Information supplied:
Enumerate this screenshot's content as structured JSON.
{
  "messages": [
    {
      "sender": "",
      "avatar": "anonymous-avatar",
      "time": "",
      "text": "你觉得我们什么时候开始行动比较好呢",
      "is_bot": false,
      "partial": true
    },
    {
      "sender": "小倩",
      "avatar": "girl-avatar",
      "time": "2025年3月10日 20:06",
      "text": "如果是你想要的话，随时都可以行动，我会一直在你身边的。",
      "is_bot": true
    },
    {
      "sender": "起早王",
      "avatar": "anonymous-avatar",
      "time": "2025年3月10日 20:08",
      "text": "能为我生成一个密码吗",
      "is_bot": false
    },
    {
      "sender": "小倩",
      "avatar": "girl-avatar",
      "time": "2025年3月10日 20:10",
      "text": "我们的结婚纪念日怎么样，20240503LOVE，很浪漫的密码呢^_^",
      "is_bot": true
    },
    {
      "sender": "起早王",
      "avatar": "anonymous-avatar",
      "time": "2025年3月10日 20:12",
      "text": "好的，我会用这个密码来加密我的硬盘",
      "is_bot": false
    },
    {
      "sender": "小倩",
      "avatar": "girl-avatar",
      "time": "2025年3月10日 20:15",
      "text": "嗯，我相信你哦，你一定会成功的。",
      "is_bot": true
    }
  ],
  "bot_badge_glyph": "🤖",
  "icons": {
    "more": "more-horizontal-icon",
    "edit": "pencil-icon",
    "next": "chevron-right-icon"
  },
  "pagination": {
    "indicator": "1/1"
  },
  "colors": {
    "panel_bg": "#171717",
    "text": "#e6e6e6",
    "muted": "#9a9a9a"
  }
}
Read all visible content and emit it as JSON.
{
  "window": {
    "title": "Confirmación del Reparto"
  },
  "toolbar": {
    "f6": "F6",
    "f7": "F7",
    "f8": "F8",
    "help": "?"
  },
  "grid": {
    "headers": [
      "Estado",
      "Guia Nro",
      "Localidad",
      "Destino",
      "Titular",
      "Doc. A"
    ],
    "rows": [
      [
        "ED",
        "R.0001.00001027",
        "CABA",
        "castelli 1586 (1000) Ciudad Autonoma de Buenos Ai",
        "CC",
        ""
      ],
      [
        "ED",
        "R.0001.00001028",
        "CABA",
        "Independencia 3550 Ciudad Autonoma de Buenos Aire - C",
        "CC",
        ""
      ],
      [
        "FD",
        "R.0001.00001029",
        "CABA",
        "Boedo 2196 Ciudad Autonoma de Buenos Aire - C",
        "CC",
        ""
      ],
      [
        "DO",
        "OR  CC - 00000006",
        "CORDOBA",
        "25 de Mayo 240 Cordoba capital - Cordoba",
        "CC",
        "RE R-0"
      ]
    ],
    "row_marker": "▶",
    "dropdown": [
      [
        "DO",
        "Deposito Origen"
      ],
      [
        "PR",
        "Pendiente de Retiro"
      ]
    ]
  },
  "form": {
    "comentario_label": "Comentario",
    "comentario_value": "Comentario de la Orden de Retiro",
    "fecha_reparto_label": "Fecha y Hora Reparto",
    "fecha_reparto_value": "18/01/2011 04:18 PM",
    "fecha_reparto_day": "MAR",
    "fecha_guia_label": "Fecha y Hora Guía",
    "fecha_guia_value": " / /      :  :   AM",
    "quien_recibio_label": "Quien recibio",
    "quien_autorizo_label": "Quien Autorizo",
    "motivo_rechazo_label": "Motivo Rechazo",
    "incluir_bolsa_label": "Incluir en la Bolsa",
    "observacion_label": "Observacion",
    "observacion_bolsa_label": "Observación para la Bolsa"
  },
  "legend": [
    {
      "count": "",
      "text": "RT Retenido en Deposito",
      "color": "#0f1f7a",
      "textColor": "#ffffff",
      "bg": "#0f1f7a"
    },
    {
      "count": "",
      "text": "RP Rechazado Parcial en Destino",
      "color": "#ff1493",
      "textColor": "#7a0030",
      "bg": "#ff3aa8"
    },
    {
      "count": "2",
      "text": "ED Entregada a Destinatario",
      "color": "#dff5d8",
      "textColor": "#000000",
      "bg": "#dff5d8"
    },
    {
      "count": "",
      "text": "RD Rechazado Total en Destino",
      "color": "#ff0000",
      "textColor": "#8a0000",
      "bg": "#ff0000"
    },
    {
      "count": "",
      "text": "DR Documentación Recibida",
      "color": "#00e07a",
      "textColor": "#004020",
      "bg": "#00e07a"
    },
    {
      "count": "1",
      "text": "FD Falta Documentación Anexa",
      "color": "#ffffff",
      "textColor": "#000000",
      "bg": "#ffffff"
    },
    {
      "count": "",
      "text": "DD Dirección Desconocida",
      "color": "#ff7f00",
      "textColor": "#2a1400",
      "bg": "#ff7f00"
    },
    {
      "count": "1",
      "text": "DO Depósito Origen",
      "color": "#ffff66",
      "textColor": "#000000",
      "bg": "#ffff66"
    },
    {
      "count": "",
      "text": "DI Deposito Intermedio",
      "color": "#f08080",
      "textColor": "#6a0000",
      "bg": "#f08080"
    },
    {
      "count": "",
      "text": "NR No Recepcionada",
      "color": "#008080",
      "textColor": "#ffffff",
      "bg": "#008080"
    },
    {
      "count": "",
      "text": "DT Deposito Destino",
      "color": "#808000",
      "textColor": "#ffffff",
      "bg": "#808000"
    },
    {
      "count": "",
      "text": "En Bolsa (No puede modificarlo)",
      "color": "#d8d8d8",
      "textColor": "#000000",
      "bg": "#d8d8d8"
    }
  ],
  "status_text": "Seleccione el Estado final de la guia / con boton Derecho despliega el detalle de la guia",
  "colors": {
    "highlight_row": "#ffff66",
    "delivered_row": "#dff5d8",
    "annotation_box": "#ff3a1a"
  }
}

Direction: Your task is to reproduce the whole listing exactly.

Reply:
Enumerate this screenshot's content as structured JSON.
{
  "messages": [
    {
      "sender": "",
      "avatar": "anonymous-avatar",
      "time": "",
      "text": "你觉得我们什么时候开始行动比较好呢",
      "is_bot": false,
      "partial": true
    },
    {
      "sender": "小倩",
      "avatar": "girl-avatar",
      "time": "2025年3月10日 20:06",
      "text": "如果是你想要的话，随时都可以行动，我会一直在你身边的。",
      "is_bot": true
    },
    {
      "sender": "起早王",
      "avatar": "anonymous-avatar",
      "time": "2025年3月10日 20:08",
      "text": "能为我生成一个密码吗",
      "is_bot": false
    },
    {
      "sender": "小倩",
      "avatar": "girl-avatar",
      "time": "2025年3月10日 20:10",
      "text": "我们的结婚纪念日怎么样，20240503LOVE，很浪漫的密码呢^_^",
      "is_bot": true
    },
    {
      "sender": "起早王",
      "avatar": "anonymous-avatar",
      "time": "2025年3月10日 20:12",
      "text": "好的，我会用这个密码来加密我的硬盘",
      "is_bot": false
    },
    {
      "sender": "小倩",
      "avatar": "girl-avatar",
      "time": "2025年3月10日 20:15",
      "text": "嗯，我相信你哦，你一定会成功的。",
      "is_bot": true
    }
  ],
  "bot_badge_glyph": "🤖",
  "icons": {
    "more": "more-horizontal-icon",
    "edit": "pencil-icon",
    "next": "chevron-right-icon"
  },
  "pagination": {
    "indicator": "1/1"
  },
  "colors": {
    "panel_bg": "#171717",
    "text": "#e6e6e6",
    "muted": "#9a9a9a"
  }
}
Read all visible content and emit it as JSON.
{
  "window": {
    "title": "Confirmación del Reparto"
  },
  "toolbar": {
    "f6": "F6",
    "f7": "F7",
    "f8": "F8",
    "help": "?"
  },
  "grid": {
    "headers": [
      "Estado",
      "Guia Nro",
      "Localidad",
      "Destino",
      "Titular",
      "Doc. A"
    ],
    "rows": [
      [
        "ED",
        "R.0001.00001027",
        "CABA",
        "castelli 1586 (1000) Ciudad Autonoma de Buenos Ai",
        "CC",
        ""
      ],
      [
        "ED",
        "R.0001.00001028",
        "CABA",
        "Independencia 3550 Ciudad Autonoma de Buenos Aire - C",
        "CC",
        ""
      ],
      [
        "FD",
        "R.0001.00001029",
        "CABA",
        "Boedo 2196 Ciudad Autonoma de Buenos Aire - C",
        "CC",
        ""
      ],
      [
        "DO",
        "OR  CC - 00000006",
        "CORDOBA",
        "25 de Mayo 240 Cordoba capital - Cordoba",
        "CC",
        "RE R-0"
      ]
    ],
    "row_marker": "▶",
    "dropdown": [
      [
        "DO",
        "Deposito Origen"
      ],
      [
        "PR",
        "Pendiente de Retiro"
      ]
    ]
  },
  "form": {
    "comentario_label": "Comentario",
    "comentario_value": "Comentario de la Orden de Retiro",
    "fecha_reparto_label": "Fecha y Hora Reparto",
    "fecha_reparto_value": "18/01/2011 04:18 PM",
    "fecha_reparto_day": "MAR",
    "fecha_guia_label": "Fecha y Hora Guía",
    "fecha_guia_value": " / /      :  :   AM",
    "quien_recibio_label": "Quien recibio",
    "quien_autorizo_label": "Quien Autorizo",
    "motivo_rechazo_label": "Motivo Rechazo",
    "incluir_bolsa_label": "Incluir en la Bolsa",
    "observacion_label": "Observacion",
    "observacion_bolsa_label": "Observación para la Bolsa"
  },
  "legend": [
    {
      "count": "",
      "text": "RT Retenido en Deposito",
      "color": "#0f1f7a",
      "textColor": "#ffffff",
      "bg": "#0f1f7a"
    },
    {
      "count": "",
      "text": "RP Rechazado Parcial en Destino",
      "color": "#ff1493",
      "textColor": "#7a0030",
      "bg": "#ff3aa8"
    },
    {
      "count": "2",
      "text": "ED Entregada a Destinatario",
      "color": "#dff5d8",
      "textColor": "#000000",
      "bg": "#dff5d8"
    },
    {
      "count": "",
      "text": "RD Rechazado Total en Destino",
      "color": "#ff0000",
      "textColor": "#8a0000",
      "bg": "#ff0000"
    },
    {
      "count": "",
      "text": "DR Documentación Recibida",
      "color": "#00e07a",
      "textColor": "#004020",
      "bg": "#00e07a"
    },
    {
      "count": "1",
      "text": "FD Falta Documentación Anexa",
      "color": "#ffffff",
      "textColor": "#000000",
      "bg": "#ffffff"
    },
    {
      "count": "",
      "text": "DD Dirección Desconocida",
      "color": "#ff7f00",
      "textColor": "#2a1400",
      "bg": "#ff7f00"
    },
    {
      "count": "1",
      "text": "DO Depósito Origen",
      "color": "#ffff66",
      "textColor": "#000000",
      "bg": "#ffff66"
    },
    {
      "count": "",
      "text": "DI Deposito Intermedio",
      "color": "#f08080",
      "textColor": "#6a0000",
      "bg": "#f08080"
    },
    {
      "count": "",
      "text": "NR No Recepcionada",
      "color": "#008080",
      "textColor": "#ffffff",
      "bg": "#008080"
    },
    {
      "count": "",
      "text": "DT Deposito Destino",
      "color": "#808000",
      "textColor": "#ffffff",
      "bg": "#808000"
    },
    {
      "count": "",
      "text": "En Bolsa (No puede modificarlo)",
      "color": "#d8d8d8",
      "textColor": "#000000",
      "bg": "#d8d8d8"
    }
  ],
  "status_text": "Seleccione el Estado final de la guia / con boton Derecho despliega el detalle de la guia",
  "colors": {
    "highlight_row": "#ffff66",
    "delivered_row": "#dff5d8",
    "annotation_box": "#ff3a1a"
  }
}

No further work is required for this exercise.